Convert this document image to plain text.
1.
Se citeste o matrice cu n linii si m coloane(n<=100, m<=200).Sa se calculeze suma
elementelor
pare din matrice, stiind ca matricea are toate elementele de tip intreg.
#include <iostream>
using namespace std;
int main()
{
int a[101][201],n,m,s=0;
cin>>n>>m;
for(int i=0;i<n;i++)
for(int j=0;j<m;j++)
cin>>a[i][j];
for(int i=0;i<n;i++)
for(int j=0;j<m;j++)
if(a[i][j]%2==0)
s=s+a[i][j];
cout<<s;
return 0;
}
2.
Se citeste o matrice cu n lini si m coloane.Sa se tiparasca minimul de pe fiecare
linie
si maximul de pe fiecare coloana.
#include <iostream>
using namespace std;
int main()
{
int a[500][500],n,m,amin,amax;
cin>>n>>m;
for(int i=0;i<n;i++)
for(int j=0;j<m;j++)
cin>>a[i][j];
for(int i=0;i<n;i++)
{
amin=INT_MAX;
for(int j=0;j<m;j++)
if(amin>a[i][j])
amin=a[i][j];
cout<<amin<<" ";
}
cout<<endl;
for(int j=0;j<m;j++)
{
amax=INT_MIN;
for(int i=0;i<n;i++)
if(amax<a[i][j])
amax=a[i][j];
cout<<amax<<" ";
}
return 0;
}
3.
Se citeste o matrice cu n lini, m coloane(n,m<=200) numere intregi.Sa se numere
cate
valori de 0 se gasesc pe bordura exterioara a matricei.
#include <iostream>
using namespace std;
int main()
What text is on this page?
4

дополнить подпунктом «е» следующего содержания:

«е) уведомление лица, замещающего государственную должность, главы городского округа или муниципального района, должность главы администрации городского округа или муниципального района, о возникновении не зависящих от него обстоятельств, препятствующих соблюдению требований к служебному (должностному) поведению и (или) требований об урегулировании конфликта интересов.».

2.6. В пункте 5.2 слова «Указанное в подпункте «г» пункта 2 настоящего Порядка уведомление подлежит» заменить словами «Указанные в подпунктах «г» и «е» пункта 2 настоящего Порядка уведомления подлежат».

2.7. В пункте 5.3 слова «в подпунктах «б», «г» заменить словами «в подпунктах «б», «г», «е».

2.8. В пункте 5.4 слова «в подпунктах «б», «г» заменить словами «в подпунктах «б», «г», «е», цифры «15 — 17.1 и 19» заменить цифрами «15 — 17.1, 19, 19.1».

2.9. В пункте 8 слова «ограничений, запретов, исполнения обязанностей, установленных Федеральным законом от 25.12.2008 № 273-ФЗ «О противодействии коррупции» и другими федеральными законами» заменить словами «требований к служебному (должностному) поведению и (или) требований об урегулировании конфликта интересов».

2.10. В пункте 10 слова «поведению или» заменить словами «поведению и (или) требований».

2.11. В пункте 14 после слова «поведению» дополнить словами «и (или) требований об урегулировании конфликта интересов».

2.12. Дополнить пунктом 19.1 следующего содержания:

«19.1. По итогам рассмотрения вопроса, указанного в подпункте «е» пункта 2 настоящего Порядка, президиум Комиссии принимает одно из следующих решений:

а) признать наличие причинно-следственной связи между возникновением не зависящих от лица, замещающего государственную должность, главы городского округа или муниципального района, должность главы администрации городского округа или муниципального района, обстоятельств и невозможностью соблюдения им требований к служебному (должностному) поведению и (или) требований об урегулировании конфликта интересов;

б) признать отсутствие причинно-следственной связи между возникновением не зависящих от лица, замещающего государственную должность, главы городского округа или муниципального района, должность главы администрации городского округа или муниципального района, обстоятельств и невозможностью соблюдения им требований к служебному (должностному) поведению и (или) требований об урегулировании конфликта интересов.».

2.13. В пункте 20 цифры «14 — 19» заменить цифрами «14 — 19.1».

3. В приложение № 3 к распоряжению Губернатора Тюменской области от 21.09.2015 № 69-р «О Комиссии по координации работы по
┄┄┄┄┄┄
All of the data shown above must be copied exactly.

Convert this document image to plain text.
1.
Se citeste o matrice cu n linii si m coloane(n<=100, m<=200).Sa se calculeze suma
elementelor
pare din matrice, stiind ca matricea are toate elementele de tip intreg.
#include <iostream>
using namespace std;
int main()
{
int a[101][201],n,m,s=0;
cin>>n>>m;
for(int i=0;i<n;i++)
for(int j=0;j<m;j++)
cin>>a[i][j];
for(int i=0;i<n;i++)
for(int j=0;j<m;j++)
if(a[i][j]%2==0)
s=s+a[i][j];
cout<<s;
return 0;
}
2.
Se citeste o matrice cu n lini si m coloane.Sa se tiparasca minimul de pe fiecare
linie
si maximul de pe fiecare coloana.
#include <iostream>
using namespace std;
int main()
{
int a[500][500],n,m,amin,amax;
cin>>n>>m;
for(int i=0;i<n;i++)
for(int j=0;j<m;j++)
cin>>a[i][j];
for(int i=0;i<n;i++)
{
amin=INT_MAX;
for(int j=0;j<m;j++)
if(amin>a[i][j])
amin=a[i][j];
cout<<amin<<" ";
}
cout<<endl;
for(int j=0;j<m;j++)
{
amax=INT_MIN;
for(int i=0;i<n;i++)
if(amax<a[i][j])
amax=a[i][j];
cout<<amax<<" ";
}
return 0;
}
3.
Se citeste o matrice cu n lini, m coloane(n,m<=200) numere intregi.Sa se numere
cate
valori de 0 se gasesc pe bordura exterioara a matricei.
#include <iostream>
using namespace std;
int main()
What text is on this page?
4

дополнить подпунктом «е» следующего содержания:

«е) уведомление лица, замещающего государственную должность, главы городского округа или муниципального района, должность главы администрации городского округа или муниципального района, о возникновении не зависящих от него обстоятельств, препятствующих соблюдению требований к служебному (должностному) поведению и (или) требований об урегулировании конфликта интересов.».

2.6. В пункте 5.2 слова «Указанное в подпункте «г» пункта 2 настоящего Порядка уведомление подлежит» заменить словами «Указанные в подпунктах «г» и «е» пункта 2 настоящего Порядка уведомления подлежат».

2.7. В пункте 5.3 слова «в подпунктах «б», «г» заменить словами «в подпунктах «б», «г», «е».

2.8. В пункте 5.4 слова «в подпунктах «б», «г» заменить словами «в подпунктах «б», «г», «е», цифры «15 — 17.1 и 19» заменить цифрами «15 — 17.1, 19, 19.1».

2.9. В пункте 8 слова «ограничений, запретов, исполнения обязанностей, установленных Федеральным законом от 25.12.2008 № 273-ФЗ «О противодействии коррупции» и другими федеральными законами» заменить словами «требований к служебному (должностному) поведению и (или) требований об урегулировании конфликта интересов».

2.10. В пункте 10 слова «поведению или» заменить словами «поведению и (или) требований».

2.11. В пункте 14 после слова «поведению» дополнить словами «и (или) требований об урегулировании конфликта интересов».

2.12. Дополнить пунктом 19.1 следующего содержания:

«19.1. По итогам рассмотрения вопроса, указанного в подпункте «е» пункта 2 настоящего Порядка, президиум Комиссии принимает одно из следующих решений:

а) признать наличие причинно-следственной связи между возникновением не зависящих от лица, замещающего государственную должность, главы городского округа или муниципального района, должность главы администрации городского округа или муниципального района, обстоятельств и невозможностью соблюдения им требований к служебному (должностному) поведению и (или) требований об урегулировании конфликта интересов;

б) признать отсутствие причинно-следственной связи между возникновением не зависящих от лица, замещающего государственную должность, главы городского округа или муниципального района, должность главы администрации городского округа или муниципального района, обстоятельств и невозможностью соблюдения им требований к служебному (должностному) поведению и (или) требований об урегулировании конфликта интересов.».

2.13. В пункте 20 цифры «14 — 19» заменить цифрами «14 — 19.1».

3. В приложение № 3 к распоряжению Губернатора Тюменской области от 21.09.2015 № 69-р «О Комиссии по координации работы по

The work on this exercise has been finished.